Welcome to what we’ve been saying, George. Finally you understand why it’s time for governments to remove unjustified gender discrimination from the Marriage Act.

Next for Work For The Dole: full taxpayer-funded slavery

Remember in the old days when slaveowners had to at least feed and clothe their human chattels? How quaint. The new, highly-profitable corporate ones won’t even have to do that:

Britain’s jobless young people are being sent to work for supermarkets and budget stores for up to two months for no pay and no guarantee of a job, the Guardian can reveal.

Under the government’s work experience programme young jobseekers are exempted from national minimum wage laws for up to eight weeks and are being offered placements in Tesco, Poundland, Argos, Sainsbury’s and a multitude of other big-name businesses.

The Department for Work and Pensions (DWP) says that if jobseekers “express an interest” in an offer of work experience they must continue to work without pay, after a one-week cooling-off period or face having their benefits docked.

Young people have told the Guardian that they are doing up to 30 hours a week of unpaid labour and have to be available from 9am to 10pm.

▶ DATA FOR ANALYSIS:
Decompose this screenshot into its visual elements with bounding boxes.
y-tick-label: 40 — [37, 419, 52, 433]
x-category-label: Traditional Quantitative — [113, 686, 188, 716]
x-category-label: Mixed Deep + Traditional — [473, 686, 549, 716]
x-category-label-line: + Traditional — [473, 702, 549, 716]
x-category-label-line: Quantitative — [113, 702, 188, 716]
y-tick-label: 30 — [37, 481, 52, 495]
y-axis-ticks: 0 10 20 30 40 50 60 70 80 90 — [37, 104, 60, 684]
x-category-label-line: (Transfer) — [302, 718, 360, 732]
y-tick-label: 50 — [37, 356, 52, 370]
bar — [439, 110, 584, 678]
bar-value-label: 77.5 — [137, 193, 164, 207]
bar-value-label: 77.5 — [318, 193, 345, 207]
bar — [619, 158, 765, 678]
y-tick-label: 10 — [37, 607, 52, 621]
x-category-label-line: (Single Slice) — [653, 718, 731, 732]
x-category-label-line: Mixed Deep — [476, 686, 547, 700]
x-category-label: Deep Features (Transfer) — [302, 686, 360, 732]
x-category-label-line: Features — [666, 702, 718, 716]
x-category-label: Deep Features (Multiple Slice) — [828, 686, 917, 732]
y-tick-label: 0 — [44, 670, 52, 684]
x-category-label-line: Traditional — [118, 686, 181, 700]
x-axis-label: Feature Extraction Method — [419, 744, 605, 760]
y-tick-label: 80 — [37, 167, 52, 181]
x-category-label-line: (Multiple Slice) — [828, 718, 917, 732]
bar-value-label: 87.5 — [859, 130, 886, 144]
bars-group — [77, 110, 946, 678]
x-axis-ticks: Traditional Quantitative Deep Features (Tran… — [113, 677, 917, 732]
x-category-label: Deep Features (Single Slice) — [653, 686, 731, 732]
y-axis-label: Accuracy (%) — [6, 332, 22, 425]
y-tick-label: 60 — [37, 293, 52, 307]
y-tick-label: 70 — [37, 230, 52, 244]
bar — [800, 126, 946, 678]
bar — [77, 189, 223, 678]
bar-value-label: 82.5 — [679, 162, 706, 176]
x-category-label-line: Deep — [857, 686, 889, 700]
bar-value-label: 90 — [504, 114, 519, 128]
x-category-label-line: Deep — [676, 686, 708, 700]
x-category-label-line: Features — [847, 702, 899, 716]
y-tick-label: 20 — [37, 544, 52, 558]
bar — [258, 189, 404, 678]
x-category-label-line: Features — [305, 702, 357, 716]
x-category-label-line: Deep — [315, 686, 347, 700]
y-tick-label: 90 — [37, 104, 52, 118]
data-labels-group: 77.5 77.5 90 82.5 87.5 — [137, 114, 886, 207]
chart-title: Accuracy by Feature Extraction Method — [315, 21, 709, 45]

▶ EXERCISES TO COMPLETE:
1 - In the Work For The Dole excerpt, for up to how many weeks are young jobseekers exempted from national minimum wage laws?
2 - List the businesses that the Work For The Dole excerpt names as offering placements to young jobseekers.

▶ LIST OF ANSWERS:
1 - Up to eight weeks.

2 - Tesco, Poundland, Argos, Sainsbury's